§ **PROBLEM TO SOLVE**
All lines in the data bearing the string "Relative" should be identified and copied.
══ DATA SHOWN ══
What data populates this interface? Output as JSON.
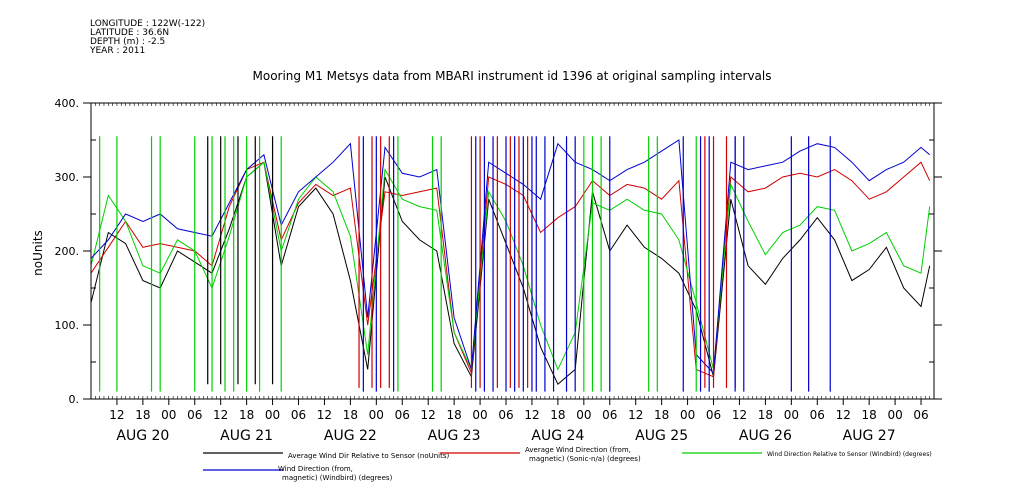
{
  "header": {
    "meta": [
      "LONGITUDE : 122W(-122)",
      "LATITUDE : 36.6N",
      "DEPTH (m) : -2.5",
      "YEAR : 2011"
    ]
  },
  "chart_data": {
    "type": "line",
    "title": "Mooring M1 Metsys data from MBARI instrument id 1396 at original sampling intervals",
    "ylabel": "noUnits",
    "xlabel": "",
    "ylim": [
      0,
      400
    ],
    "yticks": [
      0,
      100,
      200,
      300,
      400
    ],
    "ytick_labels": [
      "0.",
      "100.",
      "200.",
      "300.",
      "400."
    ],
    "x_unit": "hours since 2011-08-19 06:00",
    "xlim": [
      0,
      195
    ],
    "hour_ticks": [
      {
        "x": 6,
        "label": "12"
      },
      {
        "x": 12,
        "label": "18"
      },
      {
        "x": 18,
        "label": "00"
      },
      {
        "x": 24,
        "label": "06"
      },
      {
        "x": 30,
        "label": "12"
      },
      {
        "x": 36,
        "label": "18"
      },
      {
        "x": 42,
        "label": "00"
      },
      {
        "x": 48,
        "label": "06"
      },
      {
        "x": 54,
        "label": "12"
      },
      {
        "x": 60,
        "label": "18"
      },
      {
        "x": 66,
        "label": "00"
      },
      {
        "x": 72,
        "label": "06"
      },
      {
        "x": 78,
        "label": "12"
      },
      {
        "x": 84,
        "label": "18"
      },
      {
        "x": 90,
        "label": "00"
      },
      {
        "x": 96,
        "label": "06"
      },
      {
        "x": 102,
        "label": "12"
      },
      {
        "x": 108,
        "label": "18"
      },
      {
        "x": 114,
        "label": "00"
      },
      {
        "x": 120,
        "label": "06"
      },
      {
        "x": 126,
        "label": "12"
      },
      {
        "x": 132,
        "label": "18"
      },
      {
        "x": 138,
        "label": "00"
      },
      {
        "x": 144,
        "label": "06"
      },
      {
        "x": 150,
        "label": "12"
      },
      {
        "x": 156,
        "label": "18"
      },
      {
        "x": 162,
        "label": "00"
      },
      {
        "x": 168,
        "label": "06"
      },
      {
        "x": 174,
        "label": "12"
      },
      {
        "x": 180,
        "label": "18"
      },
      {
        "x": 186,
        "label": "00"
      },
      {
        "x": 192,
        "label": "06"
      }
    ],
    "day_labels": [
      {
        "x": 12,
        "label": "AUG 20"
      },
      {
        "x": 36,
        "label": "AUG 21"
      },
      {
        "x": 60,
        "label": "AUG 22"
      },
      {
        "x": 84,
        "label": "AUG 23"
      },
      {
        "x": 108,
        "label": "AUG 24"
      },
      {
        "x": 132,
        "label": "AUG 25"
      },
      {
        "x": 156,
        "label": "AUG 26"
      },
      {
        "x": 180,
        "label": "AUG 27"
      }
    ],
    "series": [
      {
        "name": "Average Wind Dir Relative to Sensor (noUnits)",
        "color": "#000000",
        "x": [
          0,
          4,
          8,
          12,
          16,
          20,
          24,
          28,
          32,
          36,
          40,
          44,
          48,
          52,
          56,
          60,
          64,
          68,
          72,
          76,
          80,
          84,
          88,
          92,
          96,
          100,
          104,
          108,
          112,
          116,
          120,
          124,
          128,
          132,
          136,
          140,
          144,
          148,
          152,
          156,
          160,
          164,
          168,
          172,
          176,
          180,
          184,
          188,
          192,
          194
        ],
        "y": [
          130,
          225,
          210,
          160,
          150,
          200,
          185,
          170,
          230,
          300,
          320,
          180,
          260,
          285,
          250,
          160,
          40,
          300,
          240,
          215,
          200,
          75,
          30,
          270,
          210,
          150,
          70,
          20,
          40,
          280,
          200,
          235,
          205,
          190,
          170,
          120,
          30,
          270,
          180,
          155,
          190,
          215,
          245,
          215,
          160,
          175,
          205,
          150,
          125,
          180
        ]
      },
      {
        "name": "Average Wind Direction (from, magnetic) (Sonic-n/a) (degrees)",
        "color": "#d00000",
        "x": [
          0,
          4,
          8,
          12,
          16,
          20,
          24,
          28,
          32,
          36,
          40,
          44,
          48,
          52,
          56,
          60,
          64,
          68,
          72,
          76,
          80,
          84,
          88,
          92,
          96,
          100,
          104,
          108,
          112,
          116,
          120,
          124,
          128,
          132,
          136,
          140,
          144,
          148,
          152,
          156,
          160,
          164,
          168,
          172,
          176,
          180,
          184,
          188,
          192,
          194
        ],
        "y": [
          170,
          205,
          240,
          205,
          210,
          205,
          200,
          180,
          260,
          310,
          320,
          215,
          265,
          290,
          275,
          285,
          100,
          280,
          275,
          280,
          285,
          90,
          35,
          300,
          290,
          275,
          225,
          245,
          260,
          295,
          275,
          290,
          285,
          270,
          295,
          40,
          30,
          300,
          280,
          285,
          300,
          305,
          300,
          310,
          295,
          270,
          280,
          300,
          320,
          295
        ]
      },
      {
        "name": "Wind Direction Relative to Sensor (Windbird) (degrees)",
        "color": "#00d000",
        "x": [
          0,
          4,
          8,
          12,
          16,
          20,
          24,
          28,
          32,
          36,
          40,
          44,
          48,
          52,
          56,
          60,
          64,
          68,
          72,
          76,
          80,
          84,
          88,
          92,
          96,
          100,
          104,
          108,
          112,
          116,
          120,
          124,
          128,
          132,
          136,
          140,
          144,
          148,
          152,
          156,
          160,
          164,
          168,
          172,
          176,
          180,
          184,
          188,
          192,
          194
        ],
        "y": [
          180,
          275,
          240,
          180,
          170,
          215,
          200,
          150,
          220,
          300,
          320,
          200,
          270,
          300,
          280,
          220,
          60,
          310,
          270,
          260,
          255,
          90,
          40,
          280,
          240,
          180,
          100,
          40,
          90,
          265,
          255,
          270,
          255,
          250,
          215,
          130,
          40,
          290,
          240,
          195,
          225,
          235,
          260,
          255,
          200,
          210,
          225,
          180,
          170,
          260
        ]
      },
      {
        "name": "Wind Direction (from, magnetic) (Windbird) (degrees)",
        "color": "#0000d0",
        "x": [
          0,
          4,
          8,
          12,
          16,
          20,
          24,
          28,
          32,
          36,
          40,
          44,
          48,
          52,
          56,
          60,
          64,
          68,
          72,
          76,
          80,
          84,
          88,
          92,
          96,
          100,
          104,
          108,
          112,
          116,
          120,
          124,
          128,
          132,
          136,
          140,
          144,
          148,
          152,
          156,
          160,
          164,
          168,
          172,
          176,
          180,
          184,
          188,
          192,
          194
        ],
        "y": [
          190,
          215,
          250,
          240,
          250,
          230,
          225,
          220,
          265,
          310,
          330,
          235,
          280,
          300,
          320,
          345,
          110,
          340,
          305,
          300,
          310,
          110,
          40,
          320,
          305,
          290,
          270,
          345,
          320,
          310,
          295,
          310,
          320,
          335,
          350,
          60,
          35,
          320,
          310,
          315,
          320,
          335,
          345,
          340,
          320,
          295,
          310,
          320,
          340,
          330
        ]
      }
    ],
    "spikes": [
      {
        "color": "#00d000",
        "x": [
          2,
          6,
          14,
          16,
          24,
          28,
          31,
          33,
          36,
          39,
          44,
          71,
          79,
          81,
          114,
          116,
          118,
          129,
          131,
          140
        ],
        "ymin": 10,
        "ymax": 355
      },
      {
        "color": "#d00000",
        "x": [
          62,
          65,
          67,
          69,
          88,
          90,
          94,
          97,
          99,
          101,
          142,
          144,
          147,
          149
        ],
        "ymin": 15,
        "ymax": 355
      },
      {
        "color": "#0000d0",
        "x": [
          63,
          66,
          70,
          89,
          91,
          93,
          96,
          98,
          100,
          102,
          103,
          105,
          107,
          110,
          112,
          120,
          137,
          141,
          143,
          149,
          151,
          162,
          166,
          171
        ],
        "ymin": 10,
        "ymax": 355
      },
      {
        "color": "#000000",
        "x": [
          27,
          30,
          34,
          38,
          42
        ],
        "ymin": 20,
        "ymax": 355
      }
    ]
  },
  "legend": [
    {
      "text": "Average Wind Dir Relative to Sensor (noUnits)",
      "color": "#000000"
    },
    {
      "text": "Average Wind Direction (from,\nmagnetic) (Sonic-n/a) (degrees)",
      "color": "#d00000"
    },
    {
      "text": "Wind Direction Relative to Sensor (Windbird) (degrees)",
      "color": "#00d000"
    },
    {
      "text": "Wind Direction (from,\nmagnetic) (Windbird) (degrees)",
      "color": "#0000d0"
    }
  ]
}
═══
§ **THE COMPLETED TASK**
        "name": "Average Wind Dir Relative to Sensor (noUnits)",
        "name": "Wind Direction Relative to Sensor (Windbird) (degrees)",
      "text": "Average Wind Dir Relative to Sensor (noUnits)",
      "text": "Wind Direction Relative to Sensor (Windbird) (degrees)",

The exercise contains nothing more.